» **REQUIREMENTS**
Go through the listing and pick out each line with the word "JSON" in it.

+---+

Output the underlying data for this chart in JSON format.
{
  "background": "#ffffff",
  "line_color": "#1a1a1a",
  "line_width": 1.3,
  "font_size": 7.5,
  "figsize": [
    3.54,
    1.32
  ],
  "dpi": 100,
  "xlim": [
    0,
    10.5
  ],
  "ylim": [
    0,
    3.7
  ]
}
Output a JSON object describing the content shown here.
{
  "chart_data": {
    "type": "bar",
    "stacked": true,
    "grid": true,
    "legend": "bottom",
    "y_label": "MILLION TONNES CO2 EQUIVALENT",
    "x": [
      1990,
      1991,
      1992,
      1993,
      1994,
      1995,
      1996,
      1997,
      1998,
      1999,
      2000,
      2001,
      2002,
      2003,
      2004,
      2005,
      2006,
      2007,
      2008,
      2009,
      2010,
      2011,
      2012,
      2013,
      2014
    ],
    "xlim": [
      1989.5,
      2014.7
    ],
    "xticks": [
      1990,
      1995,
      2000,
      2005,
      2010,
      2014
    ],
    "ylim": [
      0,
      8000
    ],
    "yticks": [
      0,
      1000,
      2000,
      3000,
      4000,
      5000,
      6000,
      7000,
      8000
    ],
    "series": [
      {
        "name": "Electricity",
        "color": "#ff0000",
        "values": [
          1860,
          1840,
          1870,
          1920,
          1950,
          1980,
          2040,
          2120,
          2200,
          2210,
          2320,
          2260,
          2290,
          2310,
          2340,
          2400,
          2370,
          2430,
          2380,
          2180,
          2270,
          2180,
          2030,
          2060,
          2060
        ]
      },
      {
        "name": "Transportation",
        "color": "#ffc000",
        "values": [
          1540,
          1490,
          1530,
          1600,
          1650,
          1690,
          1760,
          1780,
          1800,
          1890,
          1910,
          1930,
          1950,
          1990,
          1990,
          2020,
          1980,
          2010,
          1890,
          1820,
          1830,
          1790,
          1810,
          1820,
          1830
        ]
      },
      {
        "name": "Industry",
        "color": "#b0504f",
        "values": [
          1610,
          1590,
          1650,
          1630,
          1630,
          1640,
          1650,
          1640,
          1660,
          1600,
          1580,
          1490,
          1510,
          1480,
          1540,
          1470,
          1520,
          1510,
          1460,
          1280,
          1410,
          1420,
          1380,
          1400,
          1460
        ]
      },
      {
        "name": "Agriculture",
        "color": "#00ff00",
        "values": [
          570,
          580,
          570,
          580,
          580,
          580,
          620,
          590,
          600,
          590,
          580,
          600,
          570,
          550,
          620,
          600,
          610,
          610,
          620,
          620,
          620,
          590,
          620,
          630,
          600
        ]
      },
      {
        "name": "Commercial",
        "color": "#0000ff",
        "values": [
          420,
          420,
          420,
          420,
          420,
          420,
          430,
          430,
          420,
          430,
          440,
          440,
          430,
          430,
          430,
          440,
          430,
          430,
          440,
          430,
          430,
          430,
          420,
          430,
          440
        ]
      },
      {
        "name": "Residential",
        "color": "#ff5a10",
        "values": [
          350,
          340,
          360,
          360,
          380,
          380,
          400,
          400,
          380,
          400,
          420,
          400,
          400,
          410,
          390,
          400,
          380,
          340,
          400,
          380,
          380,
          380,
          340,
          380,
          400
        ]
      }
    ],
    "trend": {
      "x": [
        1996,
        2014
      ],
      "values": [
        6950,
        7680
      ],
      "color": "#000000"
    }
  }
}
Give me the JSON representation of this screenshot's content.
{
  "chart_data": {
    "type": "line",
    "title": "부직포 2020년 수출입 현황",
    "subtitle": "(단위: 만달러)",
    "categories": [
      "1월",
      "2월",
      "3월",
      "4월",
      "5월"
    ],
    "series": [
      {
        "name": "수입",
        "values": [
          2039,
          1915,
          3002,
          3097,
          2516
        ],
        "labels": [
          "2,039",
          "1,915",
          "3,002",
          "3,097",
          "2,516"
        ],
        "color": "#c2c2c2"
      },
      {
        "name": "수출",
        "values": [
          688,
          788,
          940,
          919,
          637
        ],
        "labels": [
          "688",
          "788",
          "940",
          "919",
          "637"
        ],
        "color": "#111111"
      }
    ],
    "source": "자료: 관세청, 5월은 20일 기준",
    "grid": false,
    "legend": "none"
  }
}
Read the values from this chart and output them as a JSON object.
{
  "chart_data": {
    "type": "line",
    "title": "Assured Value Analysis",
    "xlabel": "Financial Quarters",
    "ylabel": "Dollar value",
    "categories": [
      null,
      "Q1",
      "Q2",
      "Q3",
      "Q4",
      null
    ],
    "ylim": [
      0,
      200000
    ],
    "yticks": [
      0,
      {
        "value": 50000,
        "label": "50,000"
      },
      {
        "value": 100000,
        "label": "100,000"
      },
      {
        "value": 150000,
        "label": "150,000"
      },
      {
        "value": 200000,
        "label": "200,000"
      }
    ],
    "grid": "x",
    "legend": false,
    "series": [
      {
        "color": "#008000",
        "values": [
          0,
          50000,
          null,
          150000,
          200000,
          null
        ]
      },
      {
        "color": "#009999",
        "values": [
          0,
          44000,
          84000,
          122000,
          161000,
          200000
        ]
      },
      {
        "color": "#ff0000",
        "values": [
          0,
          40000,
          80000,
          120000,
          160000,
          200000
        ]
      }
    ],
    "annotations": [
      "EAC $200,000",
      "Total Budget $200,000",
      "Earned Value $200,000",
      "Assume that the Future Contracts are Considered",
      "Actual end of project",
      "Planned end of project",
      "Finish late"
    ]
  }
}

+---+

» **WORKED ANSWER**
Output the underlying data for this chart in JSON format.
Output a JSON object describing the content shown here.
Give me the JSON representation of this screenshot's content.
Read the values from this chart and output them as a JSON object.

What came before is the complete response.